#### Directions for this task
Go through the entries below and write each one out exactly.

#### Data excerpts
— Begin —

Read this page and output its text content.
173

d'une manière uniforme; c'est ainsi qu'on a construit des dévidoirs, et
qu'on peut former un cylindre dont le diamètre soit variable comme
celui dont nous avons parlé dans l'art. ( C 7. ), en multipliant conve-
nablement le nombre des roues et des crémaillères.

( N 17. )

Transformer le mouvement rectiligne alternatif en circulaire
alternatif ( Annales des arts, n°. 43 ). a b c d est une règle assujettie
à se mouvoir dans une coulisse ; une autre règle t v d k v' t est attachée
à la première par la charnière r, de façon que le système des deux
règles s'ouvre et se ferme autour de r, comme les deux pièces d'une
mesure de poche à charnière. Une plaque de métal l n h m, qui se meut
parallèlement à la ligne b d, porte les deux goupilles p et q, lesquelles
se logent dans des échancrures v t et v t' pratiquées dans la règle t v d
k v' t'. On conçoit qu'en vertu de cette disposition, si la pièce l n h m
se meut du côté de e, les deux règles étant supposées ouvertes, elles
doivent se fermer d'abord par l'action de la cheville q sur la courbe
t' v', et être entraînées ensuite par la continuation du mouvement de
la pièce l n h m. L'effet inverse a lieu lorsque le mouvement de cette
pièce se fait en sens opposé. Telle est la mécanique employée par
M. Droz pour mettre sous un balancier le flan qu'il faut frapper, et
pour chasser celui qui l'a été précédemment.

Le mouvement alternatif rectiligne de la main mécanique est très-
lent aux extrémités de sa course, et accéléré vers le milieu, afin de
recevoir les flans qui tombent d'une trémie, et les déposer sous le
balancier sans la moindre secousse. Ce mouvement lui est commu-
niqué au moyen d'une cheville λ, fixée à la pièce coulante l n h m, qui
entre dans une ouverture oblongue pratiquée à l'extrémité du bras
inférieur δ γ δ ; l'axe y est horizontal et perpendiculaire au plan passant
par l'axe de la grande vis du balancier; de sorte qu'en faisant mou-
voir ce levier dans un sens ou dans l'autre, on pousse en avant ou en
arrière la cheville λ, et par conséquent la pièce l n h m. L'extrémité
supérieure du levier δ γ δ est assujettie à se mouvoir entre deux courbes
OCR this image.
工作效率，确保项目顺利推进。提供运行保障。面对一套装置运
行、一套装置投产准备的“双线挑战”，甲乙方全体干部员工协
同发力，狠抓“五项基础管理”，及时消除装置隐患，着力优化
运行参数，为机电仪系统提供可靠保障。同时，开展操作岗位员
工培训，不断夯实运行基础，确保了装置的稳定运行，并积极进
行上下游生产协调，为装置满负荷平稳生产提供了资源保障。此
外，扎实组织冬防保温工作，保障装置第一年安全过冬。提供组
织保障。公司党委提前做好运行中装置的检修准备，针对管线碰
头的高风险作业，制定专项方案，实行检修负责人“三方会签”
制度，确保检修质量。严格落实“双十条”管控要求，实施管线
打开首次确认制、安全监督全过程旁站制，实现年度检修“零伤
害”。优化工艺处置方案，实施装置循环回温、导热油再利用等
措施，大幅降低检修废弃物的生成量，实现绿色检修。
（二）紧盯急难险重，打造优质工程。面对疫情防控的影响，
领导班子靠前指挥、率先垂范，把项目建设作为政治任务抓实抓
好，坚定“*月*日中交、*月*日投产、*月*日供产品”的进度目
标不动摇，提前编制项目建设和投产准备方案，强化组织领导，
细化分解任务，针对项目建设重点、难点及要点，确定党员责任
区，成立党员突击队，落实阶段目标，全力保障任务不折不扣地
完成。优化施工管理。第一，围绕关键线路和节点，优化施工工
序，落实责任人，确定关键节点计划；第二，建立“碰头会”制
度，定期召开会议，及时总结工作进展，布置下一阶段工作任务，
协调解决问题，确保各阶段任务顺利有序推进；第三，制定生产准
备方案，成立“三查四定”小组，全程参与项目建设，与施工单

— End —

#### Full response
Read this page and output its text content.
173

d'une manière uniforme; c'est ainsi qu'on a construit des dévidoirs, et
qu'on peut former un cylindre dont le diamètre soit variable comme
celui dont nous avons parlé dans l'art. ( C 7. ), en multipliant conve-
nablement le nombre des roues et des crémaillères.

( N 17. )

Transformer le mouvement rectiligne alternatif en circulaire
alternatif ( Annales des arts, n°. 43 ). a b c d est une règle assujettie
à se mouvoir dans une coulisse ; une autre règle t v d k v' t est attachée
à la première par la charnière r, de façon que le système des deux
règles s'ouvre et se ferme autour de r, comme les deux pièces d'une
mesure de poche à charnière. Une plaque de métal l n h m, qui se meut
parallèlement à la ligne b d, porte les deux goupilles p et q, lesquelles
se logent dans des échancrures v t et v t' pratiquées dans la règle t v d
k v' t'. On conçoit qu'en vertu de cette disposition, si la pièce l n h m
se meut du côté de e, les deux règles étant supposées ouvertes, elles
doivent se fermer d'abord par l'action de la cheville q sur la courbe
t' v', et être entraînées ensuite par la continuation du mouvement de
la pièce l n h m. L'effet inverse a lieu lorsque le mouvement de cette
pièce se fait en sens opposé. Telle est la mécanique employée par
M. Droz pour mettre sous un balancier le flan qu'il faut frapper, et
pour chasser celui qui l'a été précédemment.

Le mouvement alternatif rectiligne de la main mécanique est très-
lent aux extrémités de sa course, et accéléré vers le milieu, afin de
recevoir les flans qui tombent d'une trémie, et les déposer sous le
balancier sans la moindre secousse. Ce mouvement lui est commu-
niqué au moyen d'une cheville λ, fixée à la pièce coulante l n h m, qui
entre dans une ouverture oblongue pratiquée à l'extrémité du bras
inférieur δ γ δ ; l'axe y est horizontal et perpendiculaire au plan passant
par l'axe de la grande vis du balancier; de sorte qu'en faisant mou-
voir ce levier dans un sens ou dans l'autre, on pousse en avant ou en
arrière la cheville λ, et par conséquent la pièce l n h m. L'extrémité
supérieure du levier δ γ δ est assujettie à se mouvoir entre deux courbes
OCR this image.
工作效率，确保项目顺利推进。提供运行保障。面对一套装置运
行、一套装置投产准备的“双线挑战”，甲乙方全体干部员工协
同发力，狠抓“五项基础管理”，及时消除装置隐患，着力优化
运行参数，为机电仪系统提供可靠保障。同时，开展操作岗位员
工培训，不断夯实运行基础，确保了装置的稳定运行，并积极进
行上下游生产协调，为装置满负荷平稳生产提供了资源保障。此
外，扎实组织冬防保温工作，保障装置第一年安全过冬。提供组
织保障。公司党委提前做好运行中装置的检修准备，针对管线碰
头的高风险作业，制定专项方案，实行检修负责人“三方会签”
制度，确保检修质量。严格落实“双十条”管控要求，实施管线
打开首次确认制、安全监督全过程旁站制，实现年度检修“零伤
害”。优化工艺处置方案，实施装置循环回温、导热油再利用等
措施，大幅降低检修废弃物的生成量，实现绿色检修。
（二）紧盯急难险重，打造优质工程。面对疫情防控的影响，
领导班子靠前指挥、率先垂范，把项目建设作为政治任务抓实抓
好，坚定“*月*日中交、*月*日投产、*月*日供产品”的进度目
标不动摇，提前编制项目建设和投产准备方案，强化组织领导，
细化分解任务，针对项目建设重点、难点及要点，确定党员责任
区，成立党员突击队，落实阶段目标，全力保障任务不折不扣地
完成。优化施工管理。第一，围绕关键线路和节点，优化施工工
序，落实责任人，确定关键节点计划；第二，建立“碰头会”制
度，定期召开会议，及时总结工作进展，布置下一阶段工作任务，
协调解决问题，确保各阶段任务顺利有序推进；第三，制定生产准
备方案，成立“三查四定”小组，全程参与项目建设，与施工单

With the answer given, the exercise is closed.